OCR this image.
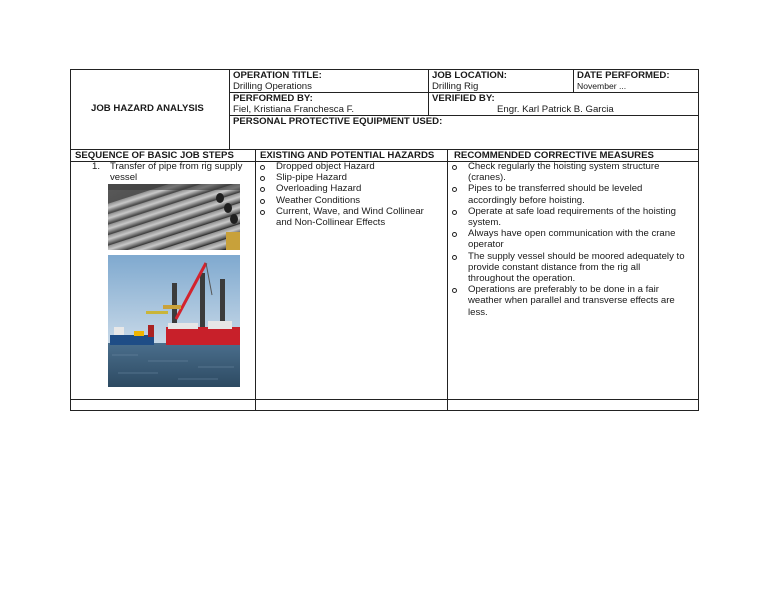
JOB HAZARD ANALYSIS
OPERATION TITLE:
Drilling Operations
JOB LOCATION:
Drilling Rig
DATE PERFORMED:
November ...
PERFORMED BY:
Fiel, Kristiana Franchesca F.
VERIFIED BY:
Engr. Karl Patrick B. Garcia
PERSONAL PROTECTIVE EQUIPMENT USED:
SEQUENCE OF BASIC JOB STEPS	EXISTING AND POTENTIAL HAZARDS RECOMMENDED CORRECTIVE MEASURES
1. Transfer of pipe from rig supply
vessel
Dropped object Hazard
Slip-pipe Hazard
Overloading Hazard
Weather Conditions
Current, Wave, and Wind Collinear and Non-Collinear Effects
Check regularly the hoisting system structure (cranes).
Pipes to be transferred should be leveled accordingly before hoisting.
Operate at safe load requirements of the hoisting system.
Always have open communication with the crane operator
The supply vessel should be moored adequately to provide constant distance from the rig all throughout the operation.
Operations are preferably to be done in a fair weather when parallel and transverse effects are less.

######

The records above are to be restated exactly, without their pictures.

> [COMPLETE OUTPUT]
OCR this image.
JOB HAZARD ANALYSIS
OPERATION TITLE:
Drilling Operations
JOB LOCATION:
Drilling Rig
DATE PERFORMED:
November ...
PERFORMED BY:
Fiel, Kristiana Franchesca F.
VERIFIED BY:
Engr. Karl Patrick B. Garcia
PERSONAL PROTECTIVE EQUIPMENT USED:
SEQUENCE OF BASIC JOB STEPS	EXISTING AND POTENTIAL HAZARDS RECOMMENDED CORRECTIVE MEASURES
1. Transfer of pipe from rig supply
vessel
Dropped object Hazard
Slip-pipe Hazard
Overloading Hazard
Weather Conditions
Current, Wave, and Wind Collinear and Non-Collinear Effects
Check regularly the hoisting system structure (cranes).
Pipes to be transferred should be leveled accordingly before hoisting.
Operate at safe load requirements of the hoisting system.
Always have open communication with the crane operator
The supply vessel should be moored adequately to provide constant distance from the rig all throughout the operation.
Operations are preferably to be done in a fair weather when parallel and transverse effects are less.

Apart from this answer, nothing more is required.